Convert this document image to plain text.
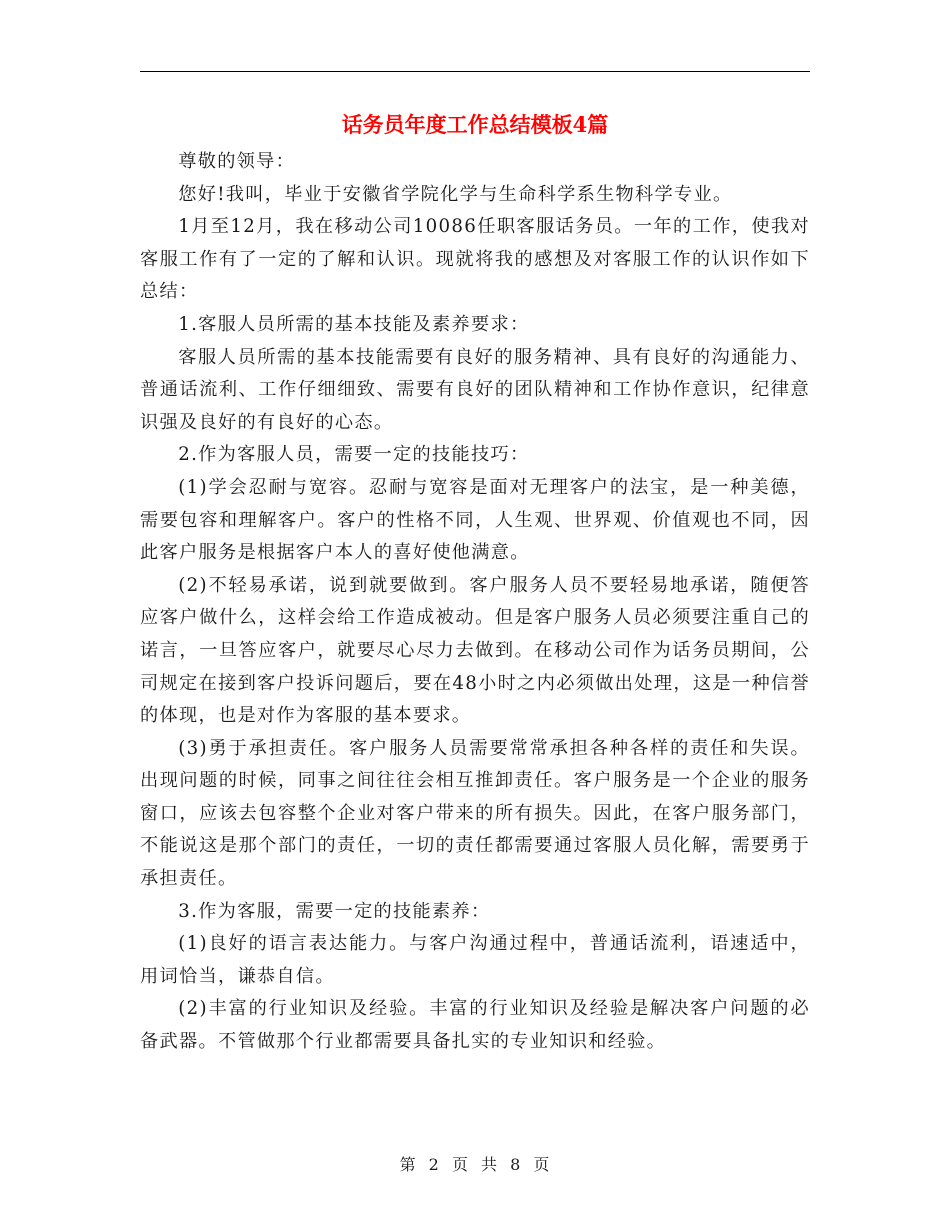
话务员年度工作总结模板4篇

尊敬的领导：

您好!我叫，毕业于安徽省学院化学与生命科学系生物科学专业。

1月至12月，我在移动公司10086任职客服话务员。一年的工作，使我对客服工作有了一定的了解和认识。现就将我的感想及对客服工作的认识作如下总结：

1.客服人员所需的基本技能及素养要求：

客服人员所需的基本技能需要有良好的服务精神、具有良好的沟通能力、普通话流利、工作仔细细致、需要有良好的团队精神和工作协作意识，纪律意识强及良好的有良好的心态。

2.作为客服人员，需要一定的技能技巧：

(1)学会忍耐与宽容。忍耐与宽容是面对无理客户的法宝，是一种美德，需要包容和理解客户。客户的性格不同，人生观、世界观、价值观也不同，因此客户服务是根据客户本人的喜好使他满意。

(2)不轻易承诺，说到就要做到。客户服务人员不要轻易地承诺，随便答应客户做什么，这样会给工作造成被动。但是客户服务人员必须要注重自己的诺言，一旦答应客户，就要尽心尽力去做到。在移动公司作为话务员期间，公司规定在接到客户投诉问题后，要在48小时之内必须做出处理，这是一种信誉的体现，也是对作为客服的基本要求。

(3)勇于承担责任。客户服务人员需要常常承担各种各样的责任和失误。出现问题的时候，同事之间往往会相互推卸责任。客户服务是一个企业的服务窗口，应该去包容整个企业对客户带来的所有损失。因此，在客户服务部门，不能说这是那个部门的责任，一切的责任都需要通过客服人员化解，需要勇于承担责任。

3.作为客服，需要一定的技能素养：

(1)良好的语言表达能力。与客户沟通过程中，普通话流利，语速适中，用词恰当，谦恭自信。

(2)丰富的行业知识及经验。丰富的行业知识及经验是解决客户问题的必备武器。不管做那个行业都需要具备扎实的专业知识和经验。

第 2 页 共 8 页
___
## Exercise goal
Scan the listing above for the word "普通话流利" and copy every line that holds it.

## Response to the exercise
客服人员所需的基本技能需要有良好的服务精神、具有良好的沟通能力、普通话流利、工作仔细细致、需要有良好的团队精神和工作协作意识，纪律意识强及良好的有良好的心态。
(1)良好的语言表达能力。与客户沟通过程中，普通话流利，语速适中，用词恰当，谦恭自信。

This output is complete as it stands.